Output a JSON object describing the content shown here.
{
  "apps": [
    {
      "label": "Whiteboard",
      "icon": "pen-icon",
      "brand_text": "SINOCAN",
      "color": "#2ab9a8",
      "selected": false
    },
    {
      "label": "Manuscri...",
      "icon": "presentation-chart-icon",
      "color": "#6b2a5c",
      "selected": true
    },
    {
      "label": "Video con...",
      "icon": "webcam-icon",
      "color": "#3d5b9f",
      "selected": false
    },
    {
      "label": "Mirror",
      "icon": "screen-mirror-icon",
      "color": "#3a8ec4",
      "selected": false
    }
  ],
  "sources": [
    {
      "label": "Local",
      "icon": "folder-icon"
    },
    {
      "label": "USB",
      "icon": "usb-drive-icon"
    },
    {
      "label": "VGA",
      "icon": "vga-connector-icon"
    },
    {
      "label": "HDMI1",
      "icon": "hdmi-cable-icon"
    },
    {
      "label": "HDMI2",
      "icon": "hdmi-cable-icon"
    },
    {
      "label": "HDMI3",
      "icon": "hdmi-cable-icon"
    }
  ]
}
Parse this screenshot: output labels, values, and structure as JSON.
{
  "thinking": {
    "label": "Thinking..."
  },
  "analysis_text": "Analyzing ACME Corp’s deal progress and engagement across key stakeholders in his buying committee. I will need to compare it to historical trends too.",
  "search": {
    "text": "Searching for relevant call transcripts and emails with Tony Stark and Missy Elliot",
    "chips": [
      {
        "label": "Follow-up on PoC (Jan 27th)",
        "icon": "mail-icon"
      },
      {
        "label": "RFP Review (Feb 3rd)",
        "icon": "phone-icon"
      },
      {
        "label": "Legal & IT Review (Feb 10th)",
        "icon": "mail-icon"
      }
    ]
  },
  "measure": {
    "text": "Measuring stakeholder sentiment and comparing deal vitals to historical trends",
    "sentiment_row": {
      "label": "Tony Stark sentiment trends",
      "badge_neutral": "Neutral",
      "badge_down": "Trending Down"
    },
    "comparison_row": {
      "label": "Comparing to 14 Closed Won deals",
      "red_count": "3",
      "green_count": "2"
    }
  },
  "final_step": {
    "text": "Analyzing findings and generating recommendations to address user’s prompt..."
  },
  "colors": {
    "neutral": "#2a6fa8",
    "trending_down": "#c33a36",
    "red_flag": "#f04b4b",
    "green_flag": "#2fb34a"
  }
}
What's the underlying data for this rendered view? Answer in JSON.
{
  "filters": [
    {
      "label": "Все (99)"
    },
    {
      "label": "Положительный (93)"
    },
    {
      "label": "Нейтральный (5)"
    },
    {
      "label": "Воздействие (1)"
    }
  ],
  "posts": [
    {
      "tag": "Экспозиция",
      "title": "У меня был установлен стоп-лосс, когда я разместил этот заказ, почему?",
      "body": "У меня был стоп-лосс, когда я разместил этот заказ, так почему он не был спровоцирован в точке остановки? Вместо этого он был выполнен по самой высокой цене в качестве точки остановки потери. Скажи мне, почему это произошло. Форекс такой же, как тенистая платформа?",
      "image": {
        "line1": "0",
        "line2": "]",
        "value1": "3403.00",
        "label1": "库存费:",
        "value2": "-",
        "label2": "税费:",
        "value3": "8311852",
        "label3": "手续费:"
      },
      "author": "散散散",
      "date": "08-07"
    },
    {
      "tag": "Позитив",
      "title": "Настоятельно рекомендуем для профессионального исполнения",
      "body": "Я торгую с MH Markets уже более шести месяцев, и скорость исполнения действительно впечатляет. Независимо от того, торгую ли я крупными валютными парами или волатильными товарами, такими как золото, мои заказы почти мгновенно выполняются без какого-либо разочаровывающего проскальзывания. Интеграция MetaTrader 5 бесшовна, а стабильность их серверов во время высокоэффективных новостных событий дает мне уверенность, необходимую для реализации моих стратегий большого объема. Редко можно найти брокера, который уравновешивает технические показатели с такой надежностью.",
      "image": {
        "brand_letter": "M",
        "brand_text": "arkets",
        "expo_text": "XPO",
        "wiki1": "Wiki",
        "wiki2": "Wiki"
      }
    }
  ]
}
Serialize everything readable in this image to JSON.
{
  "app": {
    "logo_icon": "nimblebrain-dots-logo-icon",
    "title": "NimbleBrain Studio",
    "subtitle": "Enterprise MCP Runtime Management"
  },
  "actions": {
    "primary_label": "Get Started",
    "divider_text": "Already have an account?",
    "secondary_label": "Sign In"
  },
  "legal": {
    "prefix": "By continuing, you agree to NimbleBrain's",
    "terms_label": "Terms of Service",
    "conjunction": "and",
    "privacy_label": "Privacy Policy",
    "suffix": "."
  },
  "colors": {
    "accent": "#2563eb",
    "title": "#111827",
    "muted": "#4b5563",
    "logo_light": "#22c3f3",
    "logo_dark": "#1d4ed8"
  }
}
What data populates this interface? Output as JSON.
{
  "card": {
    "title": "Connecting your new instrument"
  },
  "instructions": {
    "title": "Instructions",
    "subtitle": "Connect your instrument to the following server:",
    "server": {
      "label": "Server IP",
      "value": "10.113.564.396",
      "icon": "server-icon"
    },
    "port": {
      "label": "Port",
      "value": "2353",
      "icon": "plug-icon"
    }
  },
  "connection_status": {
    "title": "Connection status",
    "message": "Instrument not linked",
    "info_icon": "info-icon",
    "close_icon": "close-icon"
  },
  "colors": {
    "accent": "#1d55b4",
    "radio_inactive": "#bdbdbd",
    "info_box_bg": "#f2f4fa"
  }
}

WRITTEN REQUEST: Copy out every entry again, exactly as it was given.

TASK ANSWER:
Output a JSON object describing the content shown here.
{
  "apps": [
    {
      "label": "Whiteboard",
      "icon": "pen-icon",
      "brand_text": "SINOCAN",
      "color": "#2ab9a8",
      "selected": false
    },
    {
      "label": "Manuscri...",
      "icon": "presentation-chart-icon",
      "color": "#6b2a5c",
      "selected": true
    },
    {
      "label": "Video con...",
      "icon": "webcam-icon",
      "color": "#3d5b9f",
      "selected": false
    },
    {
      "label": "Mirror",
      "icon": "screen-mirror-icon",
      "color": "#3a8ec4",
      "selected": false
    }
  ],
  "sources": [
    {
      "label": "Local",
      "icon": "folder-icon"
    },
    {
      "label": "USB",
      "icon": "usb-drive-icon"
    },
    {
      "label": "VGA",
      "icon": "vga-connector-icon"
    },
    {
      "label": "HDMI1",
      "icon": "hdmi-cable-icon"
    },
    {
      "label": "HDMI2",
      "icon": "hdmi-cable-icon"
    },
    {
      "label": "HDMI3",
      "icon": "hdmi-cable-icon"
    }
  ]
}
Parse this screenshot: output labels, values, and structure as JSON.
{
  "thinking": {
    "label": "Thinking..."
  },
  "analysis_text": "Analyzing ACME Corp’s deal progress and engagement across key stakeholders in his buying committee. I will need to compare it to historical trends too.",
  "search": {
    "text": "Searching for relevant call transcripts and emails with Tony Stark and Missy Elliot",
    "chips": [
      {
        "label": "Follow-up on PoC (Jan 27th)",
        "icon": "mail-icon"
      },
      {
        "label": "RFP Review (Feb 3rd)",
        "icon": "phone-icon"
      },
      {
        "label": "Legal & IT Review (Feb 10th)",
        "icon": "mail-icon"
      }
    ]
  },
  "measure": {
    "text": "Measuring stakeholder sentiment and comparing deal vitals to historical trends",
    "sentiment_row": {
      "label": "Tony Stark sentiment trends",
      "badge_neutral": "Neutral",
      "badge_down": "Trending Down"
    },
    "comparison_row": {
      "label": "Comparing to 14 Closed Won deals",
      "red_count": "3",
      "green_count": "2"
    }
  },
  "final_step": {
    "text": "Analyzing findings and generating recommendations to address user’s prompt..."
  },
  "colors": {
    "neutral": "#2a6fa8",
    "trending_down": "#c33a36",
    "red_flag": "#f04b4b",
    "green_flag": "#2fb34a"
  }
}
What's the underlying data for this rendered view? Answer in JSON.
{
  "filters": [
    {
      "label": "Все (99)"
    },
    {
      "label": "Положительный (93)"
    },
    {
      "label": "Нейтральный (5)"
    },
    {
      "label": "Воздействие (1)"
    }
  ],
  "posts": [
    {
      "tag": "Экспозиция",
      "title": "У меня был установлен стоп-лосс, когда я разместил этот заказ, почему?",
      "body": "У меня был стоп-лосс, когда я разместил этот заказ, так почему он не был спровоцирован в точке остановки? Вместо этого он был выполнен по самой высокой цене в качестве точки остановки потери. Скажи мне, почему это произошло. Форекс такой же, как тенистая платформа?",
      "image": {
        "line1": "0",
        "line2": "]",
        "value1": "3403.00",
        "label1": "库存费:",
        "value2": "-",
        "label2": "税费:",
        "value3": "8311852",
        "label3": "手续费:"
      },
      "author": "散散散",
      "date": "08-07"
    },
    {
      "tag": "Позитив",
      "title": "Настоятельно рекомендуем для профессионального исполнения",
      "body": "Я торгую с MH Markets уже более шести месяцев, и скорость исполнения действительно впечатляет. Независимо от того, торгую ли я крупными валютными парами или волатильными товарами, такими как золото, мои заказы почти мгновенно выполняются без какого-либо разочаровывающего проскальзывания. Интеграция MetaTrader 5 бесшовна, а стабильность их серверов во время высокоэффективных новостных событий дает мне уверенность, необходимую для реализации моих стратегий большого объема. Редко можно найти брокера, который уравновешивает технические показатели с такой надежностью.",
      "image": {
        "brand_letter": "M",
        "brand_text": "arkets",
        "expo_text": "XPO",
        "wiki1": "Wiki",
        "wiki2": "Wiki"
      }
    }
  ]
}
Serialize everything readable in this image to JSON.
{
  "app": {
    "logo_icon": "nimblebrain-dots-logo-icon",
    "title": "NimbleBrain Studio",
    "subtitle": "Enterprise MCP Runtime Management"
  },
  "actions": {
    "primary_label": "Get Started",
    "divider_text": "Already have an account?",
    "secondary_label": "Sign In"
  },
  "legal": {
    "prefix": "By continuing, you agree to NimbleBrain's",
    "terms_label": "Terms of Service",
    "conjunction": "and",
    "privacy_label": "Privacy Policy",
    "suffix": "."
  },
  "colors": {
    "accent": "#2563eb",
    "title": "#111827",
    "muted": "#4b5563",
    "logo_light": "#22c3f3",
    "logo_dark": "#1d4ed8"
  }
}
What data populates this interface? Output as JSON.
{
  "card": {
    "title": "Connecting your new instrument"
  },
  "instructions": {
    "title": "Instructions",
    "subtitle": "Connect your instrument to the following server:",
    "server": {
      "label": "Server IP",
      "value": "10.113.564.396",
      "icon": "server-icon"
    },
    "port": {
      "label": "Port",
      "value": "2353",
      "icon": "plug-icon"
    }
  },
  "connection_status": {
    "title": "Connection status",
    "message": "Instrument not linked",
    "info_icon": "info-icon",
    "close_icon": "close-icon"
  },
  "colors": {
    "accent": "#1d55b4",
    "radio_inactive": "#bdbdbd",
    "info_box_bg": "#f2f4fa"
  }
}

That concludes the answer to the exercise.